* **Directions**
Select, from the material below, each line with "title" in it.
— START Supplied data —
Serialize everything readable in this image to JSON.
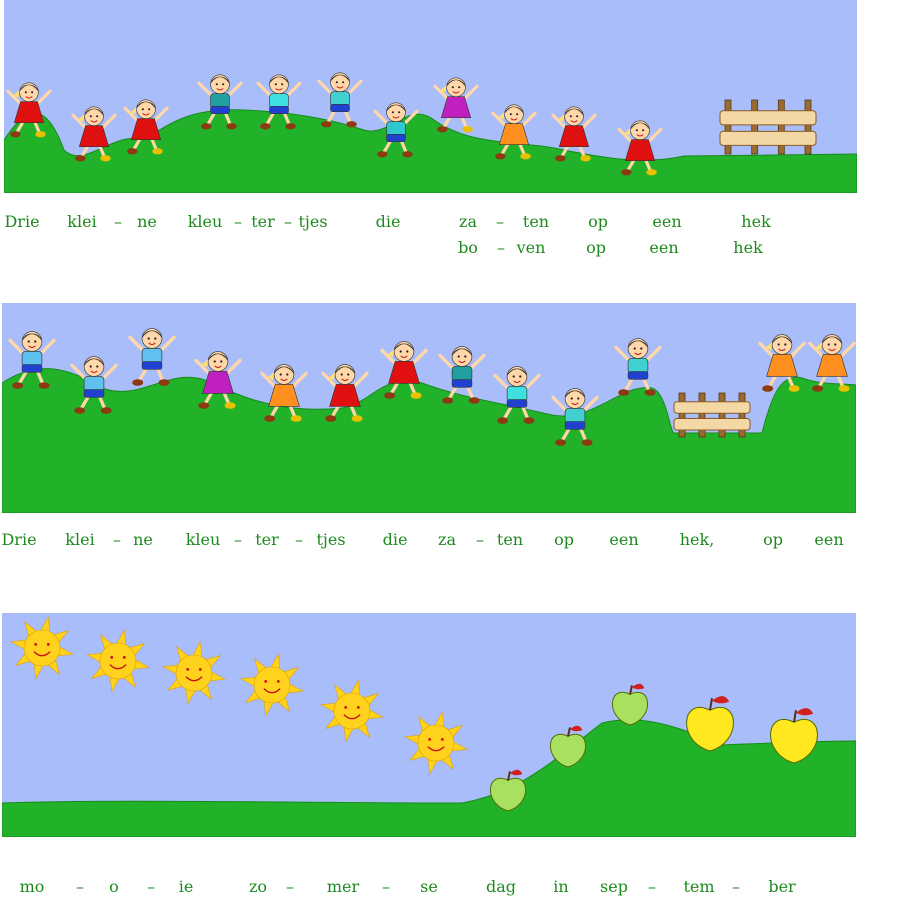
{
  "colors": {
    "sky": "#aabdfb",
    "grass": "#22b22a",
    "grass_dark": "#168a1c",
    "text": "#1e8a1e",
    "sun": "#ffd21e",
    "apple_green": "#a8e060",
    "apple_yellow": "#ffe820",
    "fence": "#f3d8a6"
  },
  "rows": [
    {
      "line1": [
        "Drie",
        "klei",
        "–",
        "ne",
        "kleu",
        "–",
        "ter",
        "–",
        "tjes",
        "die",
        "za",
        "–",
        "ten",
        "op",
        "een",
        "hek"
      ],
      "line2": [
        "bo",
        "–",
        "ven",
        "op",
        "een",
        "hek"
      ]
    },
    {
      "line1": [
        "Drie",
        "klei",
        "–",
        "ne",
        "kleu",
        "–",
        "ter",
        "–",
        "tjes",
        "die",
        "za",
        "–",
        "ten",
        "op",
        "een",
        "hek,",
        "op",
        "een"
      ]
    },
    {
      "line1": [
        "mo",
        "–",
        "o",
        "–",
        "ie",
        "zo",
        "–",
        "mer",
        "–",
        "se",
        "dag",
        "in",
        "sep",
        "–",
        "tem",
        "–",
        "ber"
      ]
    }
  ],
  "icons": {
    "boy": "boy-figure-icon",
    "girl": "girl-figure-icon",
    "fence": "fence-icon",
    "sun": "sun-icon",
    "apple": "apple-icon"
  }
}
— END Supplied data —
— START Supplied data —
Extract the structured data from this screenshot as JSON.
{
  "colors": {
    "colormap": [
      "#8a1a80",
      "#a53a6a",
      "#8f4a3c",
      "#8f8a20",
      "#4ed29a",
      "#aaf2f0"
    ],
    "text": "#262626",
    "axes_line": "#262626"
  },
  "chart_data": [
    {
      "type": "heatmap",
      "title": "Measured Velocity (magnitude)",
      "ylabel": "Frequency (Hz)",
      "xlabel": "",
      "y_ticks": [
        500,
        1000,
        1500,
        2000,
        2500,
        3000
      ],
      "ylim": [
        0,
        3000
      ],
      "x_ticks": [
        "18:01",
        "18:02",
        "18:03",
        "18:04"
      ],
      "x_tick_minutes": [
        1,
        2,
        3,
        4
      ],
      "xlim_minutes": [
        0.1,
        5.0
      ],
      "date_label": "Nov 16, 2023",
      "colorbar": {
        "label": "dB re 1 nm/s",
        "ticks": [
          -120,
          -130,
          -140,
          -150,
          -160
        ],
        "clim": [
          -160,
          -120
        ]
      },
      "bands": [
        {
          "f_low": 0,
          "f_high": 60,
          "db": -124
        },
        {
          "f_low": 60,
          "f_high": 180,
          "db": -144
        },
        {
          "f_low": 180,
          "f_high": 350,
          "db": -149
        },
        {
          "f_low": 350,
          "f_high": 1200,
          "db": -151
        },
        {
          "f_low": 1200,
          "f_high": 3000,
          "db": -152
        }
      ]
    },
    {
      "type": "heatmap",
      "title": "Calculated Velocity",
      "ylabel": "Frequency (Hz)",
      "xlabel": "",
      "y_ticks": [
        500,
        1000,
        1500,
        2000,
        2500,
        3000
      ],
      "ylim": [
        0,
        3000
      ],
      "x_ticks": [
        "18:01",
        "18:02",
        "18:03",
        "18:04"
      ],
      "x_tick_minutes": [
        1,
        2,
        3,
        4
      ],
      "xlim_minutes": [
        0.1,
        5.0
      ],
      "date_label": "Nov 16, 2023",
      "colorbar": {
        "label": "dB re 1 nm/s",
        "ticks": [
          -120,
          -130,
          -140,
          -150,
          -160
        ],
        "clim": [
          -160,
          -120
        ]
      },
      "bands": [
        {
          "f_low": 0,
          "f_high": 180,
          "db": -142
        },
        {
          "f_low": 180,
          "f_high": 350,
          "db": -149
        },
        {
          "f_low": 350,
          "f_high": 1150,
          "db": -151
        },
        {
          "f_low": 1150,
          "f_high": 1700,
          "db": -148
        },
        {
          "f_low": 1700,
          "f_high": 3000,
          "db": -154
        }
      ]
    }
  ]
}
— END Supplied data —
— START Supplied data —
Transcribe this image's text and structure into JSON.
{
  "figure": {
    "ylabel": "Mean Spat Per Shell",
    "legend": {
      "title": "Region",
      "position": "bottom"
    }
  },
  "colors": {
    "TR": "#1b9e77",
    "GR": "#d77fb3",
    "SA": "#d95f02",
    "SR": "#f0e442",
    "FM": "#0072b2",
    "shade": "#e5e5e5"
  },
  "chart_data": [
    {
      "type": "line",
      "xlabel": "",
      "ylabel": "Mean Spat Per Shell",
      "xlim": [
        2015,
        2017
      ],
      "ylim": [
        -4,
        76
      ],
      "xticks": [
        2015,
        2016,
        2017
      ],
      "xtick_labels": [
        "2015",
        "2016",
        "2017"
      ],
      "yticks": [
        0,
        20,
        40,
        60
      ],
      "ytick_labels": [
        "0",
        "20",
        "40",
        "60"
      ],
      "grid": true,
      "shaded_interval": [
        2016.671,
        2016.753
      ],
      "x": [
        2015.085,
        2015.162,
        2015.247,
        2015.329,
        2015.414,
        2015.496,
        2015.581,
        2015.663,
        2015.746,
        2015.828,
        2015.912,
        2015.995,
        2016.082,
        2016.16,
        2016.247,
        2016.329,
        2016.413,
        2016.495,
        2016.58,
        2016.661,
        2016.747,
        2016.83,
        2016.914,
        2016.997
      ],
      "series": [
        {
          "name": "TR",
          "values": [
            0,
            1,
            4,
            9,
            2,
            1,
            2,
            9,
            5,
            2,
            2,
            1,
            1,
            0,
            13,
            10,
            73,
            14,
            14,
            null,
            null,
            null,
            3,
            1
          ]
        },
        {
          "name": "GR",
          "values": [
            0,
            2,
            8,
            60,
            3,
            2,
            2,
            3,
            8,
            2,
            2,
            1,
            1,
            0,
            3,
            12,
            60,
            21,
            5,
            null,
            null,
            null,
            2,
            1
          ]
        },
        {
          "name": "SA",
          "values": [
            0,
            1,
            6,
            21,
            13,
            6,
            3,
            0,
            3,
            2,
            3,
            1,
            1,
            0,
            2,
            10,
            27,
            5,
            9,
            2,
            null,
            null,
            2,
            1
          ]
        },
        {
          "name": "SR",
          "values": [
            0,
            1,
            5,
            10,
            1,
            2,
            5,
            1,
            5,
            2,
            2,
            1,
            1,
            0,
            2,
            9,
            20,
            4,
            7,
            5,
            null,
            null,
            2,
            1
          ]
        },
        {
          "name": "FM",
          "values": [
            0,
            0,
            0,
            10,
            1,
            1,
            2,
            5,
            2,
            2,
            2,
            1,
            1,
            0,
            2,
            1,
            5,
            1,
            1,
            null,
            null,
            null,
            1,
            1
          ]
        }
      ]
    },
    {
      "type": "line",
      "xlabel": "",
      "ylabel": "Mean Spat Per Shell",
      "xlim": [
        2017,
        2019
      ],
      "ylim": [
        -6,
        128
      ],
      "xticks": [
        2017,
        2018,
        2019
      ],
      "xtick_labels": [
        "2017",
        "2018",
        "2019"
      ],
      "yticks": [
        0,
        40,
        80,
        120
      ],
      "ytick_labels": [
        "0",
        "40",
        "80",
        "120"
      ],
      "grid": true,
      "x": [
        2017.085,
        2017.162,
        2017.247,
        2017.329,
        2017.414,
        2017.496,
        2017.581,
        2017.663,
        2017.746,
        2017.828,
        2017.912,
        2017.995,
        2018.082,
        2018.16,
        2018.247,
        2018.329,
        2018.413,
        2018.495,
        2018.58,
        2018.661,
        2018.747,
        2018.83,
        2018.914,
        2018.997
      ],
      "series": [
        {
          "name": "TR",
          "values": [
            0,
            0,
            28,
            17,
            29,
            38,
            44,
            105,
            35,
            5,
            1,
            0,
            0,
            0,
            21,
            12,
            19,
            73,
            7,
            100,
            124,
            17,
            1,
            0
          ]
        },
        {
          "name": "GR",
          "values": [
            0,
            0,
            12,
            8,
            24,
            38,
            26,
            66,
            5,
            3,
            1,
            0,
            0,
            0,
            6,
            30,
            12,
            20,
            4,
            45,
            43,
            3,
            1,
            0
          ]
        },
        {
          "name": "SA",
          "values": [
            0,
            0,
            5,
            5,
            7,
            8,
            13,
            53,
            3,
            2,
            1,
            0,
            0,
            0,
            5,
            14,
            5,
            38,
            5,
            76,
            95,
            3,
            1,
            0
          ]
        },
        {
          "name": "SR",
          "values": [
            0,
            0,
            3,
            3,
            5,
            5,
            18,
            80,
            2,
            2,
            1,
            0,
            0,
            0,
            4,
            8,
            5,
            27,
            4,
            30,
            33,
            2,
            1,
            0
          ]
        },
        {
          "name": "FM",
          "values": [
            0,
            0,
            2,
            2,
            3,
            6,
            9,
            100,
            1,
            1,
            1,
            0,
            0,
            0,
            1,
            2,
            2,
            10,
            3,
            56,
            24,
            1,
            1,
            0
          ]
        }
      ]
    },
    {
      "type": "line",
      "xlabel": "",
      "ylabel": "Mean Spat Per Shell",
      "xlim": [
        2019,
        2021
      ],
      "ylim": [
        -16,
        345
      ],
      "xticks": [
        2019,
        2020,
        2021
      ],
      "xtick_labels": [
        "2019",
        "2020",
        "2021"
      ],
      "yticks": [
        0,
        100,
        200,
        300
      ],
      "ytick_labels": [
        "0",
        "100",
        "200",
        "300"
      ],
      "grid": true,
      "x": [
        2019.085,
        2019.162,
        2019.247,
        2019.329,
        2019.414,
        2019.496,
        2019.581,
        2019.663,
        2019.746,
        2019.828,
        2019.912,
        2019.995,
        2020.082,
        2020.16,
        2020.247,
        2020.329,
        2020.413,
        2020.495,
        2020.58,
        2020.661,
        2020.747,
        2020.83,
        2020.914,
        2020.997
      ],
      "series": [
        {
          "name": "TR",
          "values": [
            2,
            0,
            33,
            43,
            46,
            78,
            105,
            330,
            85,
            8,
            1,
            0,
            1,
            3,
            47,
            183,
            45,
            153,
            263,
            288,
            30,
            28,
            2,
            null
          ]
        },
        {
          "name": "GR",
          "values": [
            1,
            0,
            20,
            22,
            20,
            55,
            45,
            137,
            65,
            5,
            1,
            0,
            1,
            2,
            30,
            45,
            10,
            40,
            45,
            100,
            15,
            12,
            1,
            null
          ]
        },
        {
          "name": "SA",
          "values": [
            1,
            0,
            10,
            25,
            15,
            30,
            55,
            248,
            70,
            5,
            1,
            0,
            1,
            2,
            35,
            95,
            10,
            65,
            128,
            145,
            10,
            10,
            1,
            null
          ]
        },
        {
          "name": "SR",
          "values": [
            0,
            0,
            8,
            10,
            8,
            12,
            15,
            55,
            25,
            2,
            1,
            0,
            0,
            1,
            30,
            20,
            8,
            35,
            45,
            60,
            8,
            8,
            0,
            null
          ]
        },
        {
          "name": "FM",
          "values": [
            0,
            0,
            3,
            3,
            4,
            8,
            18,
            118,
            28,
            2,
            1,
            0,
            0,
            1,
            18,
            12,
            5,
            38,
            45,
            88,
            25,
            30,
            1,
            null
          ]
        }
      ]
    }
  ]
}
— END Supplied data —
* **Exercise response**
      "title": "Measured Velocity (magnitude)",
      "title": "Calculated Velocity",
      "title": "Region",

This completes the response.